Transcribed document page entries
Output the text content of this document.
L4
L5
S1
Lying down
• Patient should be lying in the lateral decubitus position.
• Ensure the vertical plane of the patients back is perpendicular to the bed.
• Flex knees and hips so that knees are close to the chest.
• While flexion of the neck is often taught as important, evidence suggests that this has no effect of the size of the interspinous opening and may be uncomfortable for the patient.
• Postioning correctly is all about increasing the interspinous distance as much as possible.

◆ The task
Wherever the string "this" appears in a line of the records, copy that line.

◆ The completed task
Output the text content of this document.
• While flexion of the neck is often taught as important, evidence suggests that this has no effect of the size of the interspinous opening and may be uncomfortable for the patient.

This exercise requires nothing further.